>> BEGIN
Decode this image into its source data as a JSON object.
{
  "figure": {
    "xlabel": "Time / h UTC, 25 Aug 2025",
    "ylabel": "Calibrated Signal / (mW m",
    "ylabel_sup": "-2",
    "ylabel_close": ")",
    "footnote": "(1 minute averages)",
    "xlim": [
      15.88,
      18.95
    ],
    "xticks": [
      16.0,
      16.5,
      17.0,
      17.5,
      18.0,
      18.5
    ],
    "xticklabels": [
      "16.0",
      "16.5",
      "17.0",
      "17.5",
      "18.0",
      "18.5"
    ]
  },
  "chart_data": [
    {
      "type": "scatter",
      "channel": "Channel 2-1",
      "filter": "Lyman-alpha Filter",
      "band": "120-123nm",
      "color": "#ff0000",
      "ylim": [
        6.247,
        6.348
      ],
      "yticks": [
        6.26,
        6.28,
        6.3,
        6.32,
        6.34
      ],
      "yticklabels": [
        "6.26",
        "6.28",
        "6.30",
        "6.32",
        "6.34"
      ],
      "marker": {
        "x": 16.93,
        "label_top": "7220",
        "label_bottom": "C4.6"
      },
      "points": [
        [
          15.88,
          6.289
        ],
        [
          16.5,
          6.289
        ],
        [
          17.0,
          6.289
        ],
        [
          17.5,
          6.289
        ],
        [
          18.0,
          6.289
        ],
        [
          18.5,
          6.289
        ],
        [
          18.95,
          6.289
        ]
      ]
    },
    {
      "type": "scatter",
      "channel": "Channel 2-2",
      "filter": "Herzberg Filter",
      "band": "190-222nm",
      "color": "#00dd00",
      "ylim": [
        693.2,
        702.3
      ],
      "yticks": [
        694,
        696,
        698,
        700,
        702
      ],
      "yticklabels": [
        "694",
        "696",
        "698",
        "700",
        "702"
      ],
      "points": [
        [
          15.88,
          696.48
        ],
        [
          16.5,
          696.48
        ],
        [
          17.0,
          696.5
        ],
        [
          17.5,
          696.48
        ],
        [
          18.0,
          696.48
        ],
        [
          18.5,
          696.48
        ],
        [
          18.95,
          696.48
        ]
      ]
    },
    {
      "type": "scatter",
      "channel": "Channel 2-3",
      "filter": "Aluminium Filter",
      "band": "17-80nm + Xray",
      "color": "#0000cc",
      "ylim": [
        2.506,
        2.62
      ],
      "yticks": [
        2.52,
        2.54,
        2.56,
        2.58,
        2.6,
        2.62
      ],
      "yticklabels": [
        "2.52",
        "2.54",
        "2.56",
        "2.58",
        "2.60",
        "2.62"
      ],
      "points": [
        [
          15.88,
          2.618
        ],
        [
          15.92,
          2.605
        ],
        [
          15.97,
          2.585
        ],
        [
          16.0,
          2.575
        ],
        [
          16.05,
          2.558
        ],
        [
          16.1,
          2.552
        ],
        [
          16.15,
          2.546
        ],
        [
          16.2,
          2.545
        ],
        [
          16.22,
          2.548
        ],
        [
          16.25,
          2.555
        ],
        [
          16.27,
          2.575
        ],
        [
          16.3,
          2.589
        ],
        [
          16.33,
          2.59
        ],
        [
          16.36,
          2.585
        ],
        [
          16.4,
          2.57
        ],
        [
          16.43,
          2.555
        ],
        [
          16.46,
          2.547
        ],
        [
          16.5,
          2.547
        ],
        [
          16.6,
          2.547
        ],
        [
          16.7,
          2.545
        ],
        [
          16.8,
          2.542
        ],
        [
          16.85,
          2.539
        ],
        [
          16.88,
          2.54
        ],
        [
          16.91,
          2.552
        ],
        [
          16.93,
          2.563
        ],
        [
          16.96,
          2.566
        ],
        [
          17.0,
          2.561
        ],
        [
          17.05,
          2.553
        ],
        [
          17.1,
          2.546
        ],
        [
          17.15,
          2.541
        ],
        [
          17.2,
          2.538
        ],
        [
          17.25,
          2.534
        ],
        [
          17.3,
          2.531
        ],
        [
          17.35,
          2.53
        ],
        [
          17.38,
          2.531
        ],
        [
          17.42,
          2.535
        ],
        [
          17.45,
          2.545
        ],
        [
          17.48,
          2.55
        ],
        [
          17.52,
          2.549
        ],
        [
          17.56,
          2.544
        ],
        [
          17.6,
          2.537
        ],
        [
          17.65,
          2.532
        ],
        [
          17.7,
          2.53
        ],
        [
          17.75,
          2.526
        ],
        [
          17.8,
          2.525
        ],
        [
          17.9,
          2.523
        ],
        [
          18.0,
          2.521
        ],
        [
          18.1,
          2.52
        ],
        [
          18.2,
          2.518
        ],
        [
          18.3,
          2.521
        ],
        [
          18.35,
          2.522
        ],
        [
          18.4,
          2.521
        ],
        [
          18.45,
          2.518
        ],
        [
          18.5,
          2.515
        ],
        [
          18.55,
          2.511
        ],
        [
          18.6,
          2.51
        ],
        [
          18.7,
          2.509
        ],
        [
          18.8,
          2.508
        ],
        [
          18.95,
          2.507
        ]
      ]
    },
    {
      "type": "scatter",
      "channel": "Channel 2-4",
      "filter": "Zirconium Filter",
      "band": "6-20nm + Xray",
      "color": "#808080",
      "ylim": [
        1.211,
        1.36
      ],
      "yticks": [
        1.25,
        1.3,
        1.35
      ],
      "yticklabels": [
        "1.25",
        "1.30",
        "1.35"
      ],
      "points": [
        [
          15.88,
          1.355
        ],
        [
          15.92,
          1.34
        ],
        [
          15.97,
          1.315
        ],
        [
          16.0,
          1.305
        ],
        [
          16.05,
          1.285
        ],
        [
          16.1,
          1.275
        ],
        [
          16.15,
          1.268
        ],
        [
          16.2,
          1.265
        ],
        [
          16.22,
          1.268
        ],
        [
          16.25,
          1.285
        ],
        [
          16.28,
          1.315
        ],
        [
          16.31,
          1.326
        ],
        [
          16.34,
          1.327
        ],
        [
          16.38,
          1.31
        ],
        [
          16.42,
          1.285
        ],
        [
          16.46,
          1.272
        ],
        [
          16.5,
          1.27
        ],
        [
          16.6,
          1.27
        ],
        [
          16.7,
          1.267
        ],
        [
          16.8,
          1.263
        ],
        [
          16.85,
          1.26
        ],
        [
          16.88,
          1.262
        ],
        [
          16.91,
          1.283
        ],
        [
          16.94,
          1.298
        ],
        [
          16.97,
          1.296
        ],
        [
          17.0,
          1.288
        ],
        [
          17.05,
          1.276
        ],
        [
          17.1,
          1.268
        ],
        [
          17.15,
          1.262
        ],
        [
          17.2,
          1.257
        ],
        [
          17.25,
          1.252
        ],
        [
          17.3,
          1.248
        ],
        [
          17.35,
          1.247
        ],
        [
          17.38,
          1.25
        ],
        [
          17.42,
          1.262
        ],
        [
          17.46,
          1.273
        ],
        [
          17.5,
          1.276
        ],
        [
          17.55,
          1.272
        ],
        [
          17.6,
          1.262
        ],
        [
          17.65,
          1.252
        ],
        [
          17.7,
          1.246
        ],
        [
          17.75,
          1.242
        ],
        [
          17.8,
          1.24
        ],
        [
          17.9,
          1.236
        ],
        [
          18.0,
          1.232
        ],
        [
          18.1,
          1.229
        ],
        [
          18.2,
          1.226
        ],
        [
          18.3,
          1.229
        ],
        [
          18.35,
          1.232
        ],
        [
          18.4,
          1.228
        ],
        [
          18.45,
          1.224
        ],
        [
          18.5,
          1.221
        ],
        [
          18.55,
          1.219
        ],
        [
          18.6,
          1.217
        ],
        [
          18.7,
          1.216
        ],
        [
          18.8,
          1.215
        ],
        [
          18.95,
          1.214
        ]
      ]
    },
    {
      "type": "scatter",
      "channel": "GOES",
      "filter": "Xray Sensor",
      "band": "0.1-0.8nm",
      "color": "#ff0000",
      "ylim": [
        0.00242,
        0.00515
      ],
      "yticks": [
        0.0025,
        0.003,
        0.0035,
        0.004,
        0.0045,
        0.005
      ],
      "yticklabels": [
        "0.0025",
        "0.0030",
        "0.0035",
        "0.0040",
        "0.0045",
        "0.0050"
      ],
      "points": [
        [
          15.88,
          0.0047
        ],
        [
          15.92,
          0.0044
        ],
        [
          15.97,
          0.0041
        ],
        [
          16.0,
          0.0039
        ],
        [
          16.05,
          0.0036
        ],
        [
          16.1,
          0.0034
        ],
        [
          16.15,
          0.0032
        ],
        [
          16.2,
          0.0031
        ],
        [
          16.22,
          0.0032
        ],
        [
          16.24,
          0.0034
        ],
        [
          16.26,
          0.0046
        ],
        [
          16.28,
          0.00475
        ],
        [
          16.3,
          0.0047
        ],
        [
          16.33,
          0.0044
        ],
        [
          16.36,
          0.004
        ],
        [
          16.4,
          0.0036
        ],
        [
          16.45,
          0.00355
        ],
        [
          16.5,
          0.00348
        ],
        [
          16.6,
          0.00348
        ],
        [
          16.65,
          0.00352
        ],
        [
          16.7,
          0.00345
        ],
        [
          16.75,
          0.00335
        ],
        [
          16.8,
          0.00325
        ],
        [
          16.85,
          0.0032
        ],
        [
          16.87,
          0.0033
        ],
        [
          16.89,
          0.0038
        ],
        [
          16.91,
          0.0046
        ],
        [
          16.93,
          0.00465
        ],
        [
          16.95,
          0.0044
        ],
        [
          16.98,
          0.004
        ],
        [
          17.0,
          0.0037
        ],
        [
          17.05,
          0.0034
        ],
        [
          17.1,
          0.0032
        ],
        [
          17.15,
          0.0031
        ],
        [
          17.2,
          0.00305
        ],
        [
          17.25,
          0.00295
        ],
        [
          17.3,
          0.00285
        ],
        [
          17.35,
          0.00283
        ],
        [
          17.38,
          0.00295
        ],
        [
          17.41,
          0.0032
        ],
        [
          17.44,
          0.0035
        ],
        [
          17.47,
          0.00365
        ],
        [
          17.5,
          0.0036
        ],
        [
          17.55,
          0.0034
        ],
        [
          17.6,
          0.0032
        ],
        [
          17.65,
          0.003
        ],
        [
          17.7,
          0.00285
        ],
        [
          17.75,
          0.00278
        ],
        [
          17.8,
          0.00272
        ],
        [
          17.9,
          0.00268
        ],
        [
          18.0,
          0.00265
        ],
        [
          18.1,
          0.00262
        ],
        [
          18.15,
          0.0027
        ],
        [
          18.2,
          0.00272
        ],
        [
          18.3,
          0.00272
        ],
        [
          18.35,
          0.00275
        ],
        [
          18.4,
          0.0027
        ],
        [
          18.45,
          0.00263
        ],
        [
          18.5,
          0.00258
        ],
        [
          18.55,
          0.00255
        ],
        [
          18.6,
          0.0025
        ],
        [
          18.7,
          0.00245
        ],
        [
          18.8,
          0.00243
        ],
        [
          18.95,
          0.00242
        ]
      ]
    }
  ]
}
>> END
## Given task:
Among the lines of the data, identify those with the word "channel". Copy each of them.

## Output of the task:
      "channel": "Channel 2-1",
      "channel": "Channel 2-2",
      "channel": "Channel 2-3",
      "channel": "Channel 2-4",
      "channel": "GOES",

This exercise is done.